— Start of Provided records —
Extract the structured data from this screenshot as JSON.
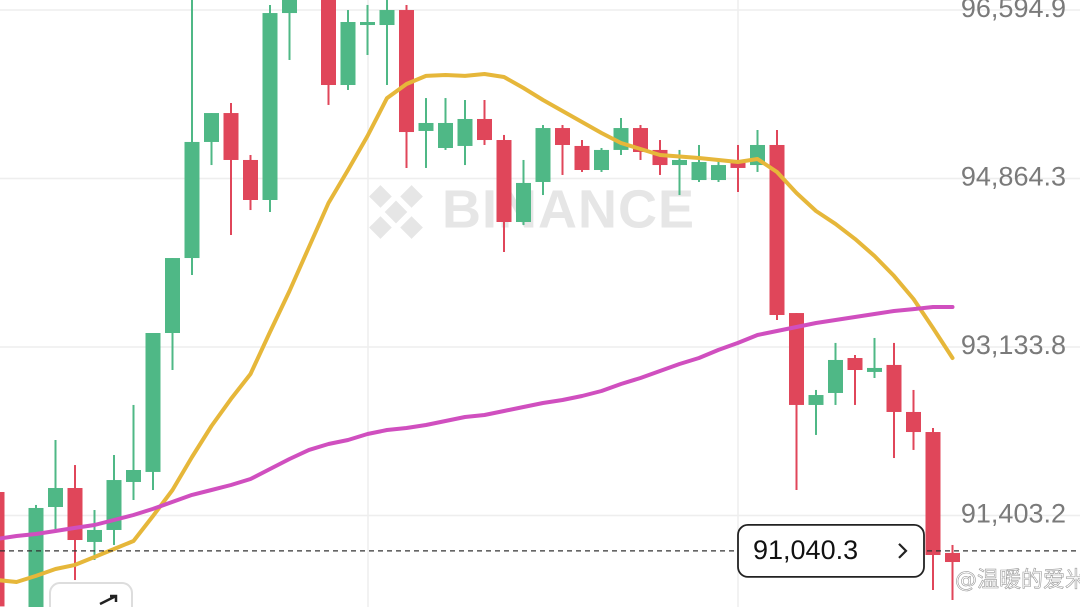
{
  "chart_data": {
    "type": "candlestick",
    "up_color": "#4fb886",
    "down_color": "#e0465a",
    "ylim": [
      90464,
      96698
    ],
    "yticks": [
      {
        "value": 96594.9,
        "label": "96,594.9"
      },
      {
        "value": 94864.3,
        "label": "94,864.3"
      },
      {
        "value": 93133.8,
        "label": "93,133.8"
      },
      {
        "value": 91403.2,
        "label": "91,403.2"
      }
    ],
    "grid": true,
    "open": [
      91645,
      null,
      90464,
      91491,
      91686,
      91132,
      91255,
      91748,
      91851,
      93278,
      94048,
      95240,
      95537,
      95055,
      94644,
      96564,
      null,
      96720,
      95825,
      96441,
      96441,
      96595,
      95353,
      95178,
      95199,
      95476,
      95260,
      94418,
      94829,
      95383,
      95199,
      94952,
      95158,
      95383,
      95158,
      95003,
      94849,
      94849,
      95034,
      95003,
      95209,
      93483,
      92539,
      92662,
      93021,
      92878,
      92950,
      92467,
      92261,
      91019
    ],
    "high": [
      91645,
      null,
      91512,
      92179,
      91922,
      91460,
      92025,
      92539,
      93278,
      94048,
      96700,
      95537,
      95640,
      95106,
      96647,
      96750,
      null,
      96750,
      96595,
      96647,
      96698,
      96647,
      95691,
      95691,
      95671,
      95671,
      95312,
      95055,
      95414,
      95414,
      95260,
      95178,
      95486,
      95414,
      95260,
      95158,
      95209,
      95055,
      95209,
      95363,
      95363,
      93483,
      92693,
      93176,
      93052,
      93227,
      93176,
      92693,
      92302,
      91101
    ],
    "low": [
      90464,
      null,
      90464,
      91255,
      90741,
      90947,
      91101,
      91563,
      91666,
      92898,
      93874,
      95003,
      94284,
      94541,
      94521,
      96082,
      null,
      95620,
      95774,
      96133,
      95825,
      94973,
      94973,
      95158,
      95003,
      95209,
      94110,
      94387,
      94695,
      94901,
      94932,
      94932,
      95106,
      95055,
      94901,
      94695,
      94829,
      94829,
      94726,
      94932,
      93412,
      91666,
      92231,
      92539,
      92539,
      92816,
      91994,
      92077,
      90639,
      90536
    ],
    "close": [
      90470,
      null,
      91481,
      91686,
      91152,
      91255,
      91768,
      91871,
      93278,
      94048,
      95240,
      95537,
      95055,
      94644,
      96564,
      96720,
      null,
      95825,
      96472,
      96472,
      96595,
      95342,
      95435,
      95435,
      95476,
      95260,
      94418,
      94819,
      95383,
      95209,
      94952,
      95158,
      95383,
      95137,
      95003,
      95055,
      95034,
      95003,
      94973,
      95209,
      93463,
      92539,
      92641,
      93001,
      92898,
      92919,
      92467,
      92261,
      90998,
      90926
    ],
    "lines": [
      {
        "color": "#e6b73a",
        "values": [
          90741,
          90721,
          90783,
          90854,
          90896,
          90978,
          91060,
          91142,
          91399,
          91666,
          92005,
          92323,
          92601,
          92857,
          93288,
          93709,
          94161,
          94613,
          94952,
          95301,
          95691,
          95835,
          95918,
          95928,
          95918,
          95938,
          95907,
          95794,
          95671,
          95558,
          95445,
          95332,
          95229,
          95168,
          95106,
          95091,
          95075,
          95055,
          95034,
          95065,
          94932,
          94716,
          94531,
          94398,
          94244,
          94069,
          93864,
          93627,
          93329,
          93021
        ]
      },
      {
        "color": "#d04fbf",
        "values": [
          91162,
          91193,
          91214,
          91245,
          91276,
          91306,
          91358,
          91409,
          91471,
          91543,
          91615,
          91666,
          91717,
          91779,
          91881,
          91984,
          92077,
          92138,
          92179,
          92241,
          92282,
          92302,
          92333,
          92374,
          92415,
          92436,
          92477,
          92518,
          92559,
          92590,
          92631,
          92682,
          92754,
          92816,
          92888,
          92960,
          93021,
          93104,
          93176,
          93258,
          93299,
          93340,
          93381,
          93412,
          93442,
          93473,
          93504,
          93524,
          93545,
          93545
        ]
      }
    ],
    "current_price": {
      "value": 91040.3,
      "label": "91,040.3"
    },
    "watermark": "BINANCE"
  },
  "footer_watermark": "@温暖的爱米"
}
— End of Provided records —
• Stated goal
Leave out the pictures and output the rest of the material exactly as written.

• Exercise answer
Extract the structured data from this screenshot as JSON.
{
  "chart_data": {
    "type": "candlestick",
    "up_color": "#4fb886",
    "down_color": "#e0465a",
    "ylim": [
      90464,
      96698
    ],
    "yticks": [
      {
        "value": 96594.9,
        "label": "96,594.9"
      },
      {
        "value": 94864.3,
        "label": "94,864.3"
      },
      {
        "value": 93133.8,
        "label": "93,133.8"
      },
      {
        "value": 91403.2,
        "label": "91,403.2"
      }
    ],
    "grid": true,
    "open": [
      91645,
      null,
      90464,
      91491,
      91686,
      91132,
      91255,
      91748,
      91851,
      93278,
      94048,
      95240,
      95537,
      95055,
      94644,
      96564,
      null,
      96720,
      95825,
      96441,
      96441,
      96595,
      95353,
      95178,
      95199,
      95476,
      95260,
      94418,
      94829,
      95383,
      95199,
      94952,
      95158,
      95383,
      95158,
      95003,
      94849,
      94849,
      95034,
      95003,
      95209,
      93483,
      92539,
      92662,
      93021,
      92878,
      92950,
      92467,
      92261,
      91019
    ],
    "high": [
      91645,
      null,
      91512,
      92179,
      91922,
      91460,
      92025,
      92539,
      93278,
      94048,
      96700,
      95537,
      95640,
      95106,
      96647,
      96750,
      null,
      96750,
      96595,
      96647,
      96698,
      96647,
      95691,
      95691,
      95671,
      95671,
      95312,
      95055,
      95414,
      95414,
      95260,
      95178,
      95486,
      95414,
      95260,
      95158,
      95209,
      95055,
      95209,
      95363,
      95363,
      93483,
      92693,
      93176,
      93052,
      93227,
      93176,
      92693,
      92302,
      91101
    ],
    "low": [
      90464,
      null,
      90464,
      91255,
      90741,
      90947,
      91101,
      91563,
      91666,
      92898,
      93874,
      95003,
      94284,
      94541,
      94521,
      96082,
      null,
      95620,
      95774,
      96133,
      95825,
      94973,
      94973,
      95158,
      95003,
      95209,
      94110,
      94387,
      94695,
      94901,
      94932,
      94932,
      95106,
      95055,
      94901,
      94695,
      94829,
      94829,
      94726,
      94932,
      93412,
      91666,
      92231,
      92539,
      92539,
      92816,
      91994,
      92077,
      90639,
      90536
    ],
    "close": [
      90470,
      null,
      91481,
      91686,
      91152,
      91255,
      91768,
      91871,
      93278,
      94048,
      95240,
      95537,
      95055,
      94644,
      96564,
      96720,
      null,
      95825,
      96472,
      96472,
      96595,
      95342,
      95435,
      95435,
      95476,
      95260,
      94418,
      94819,
      95383,
      95209,
      94952,
      95158,
      95383,
      95137,
      95003,
      95055,
      95034,
      95003,
      94973,
      95209,
      93463,
      92539,
      92641,
      93001,
      92898,
      92919,
      92467,
      92261,
      90998,
      90926
    ],
    "lines": [
      {
        "color": "#e6b73a",
        "values": [
          90741,
          90721,
          90783,
          90854,
          90896,
          90978,
          91060,
          91142,
          91399,
          91666,
          92005,
          92323,
          92601,
          92857,
          93288,
          93709,
          94161,
          94613,
          94952,
          95301,
          95691,
          95835,
          95918,
          95928,
          95918,
          95938,
          95907,
          95794,
          95671,
          95558,
          95445,
          95332,
          95229,
          95168,
          95106,
          95091,
          95075,
          95055,
          95034,
          95065,
          94932,
          94716,
          94531,
          94398,
          94244,
          94069,
          93864,
          93627,
          93329,
          93021
        ]
      },
      {
        "color": "#d04fbf",
        "values": [
          91162,
          91193,
          91214,
          91245,
          91276,
          91306,
          91358,
          91409,
          91471,
          91543,
          91615,
          91666,
          91717,
          91779,
          91881,
          91984,
          92077,
          92138,
          92179,
          92241,
          92282,
          92302,
          92333,
          92374,
          92415,
          92436,
          92477,
          92518,
          92559,
          92590,
          92631,
          92682,
          92754,
          92816,
          92888,
          92960,
          93021,
          93104,
          93176,
          93258,
          93299,
          93340,
          93381,
          93412,
          93442,
          93473,
          93504,
          93524,
          93545,
          93545
        ]
      }
    ],
    "current_price": {
      "value": 91040.3,
      "label": "91,040.3"
    },
    "watermark": "BINANCE"
  },
  "footer_watermark": "@温暖的爱米"
}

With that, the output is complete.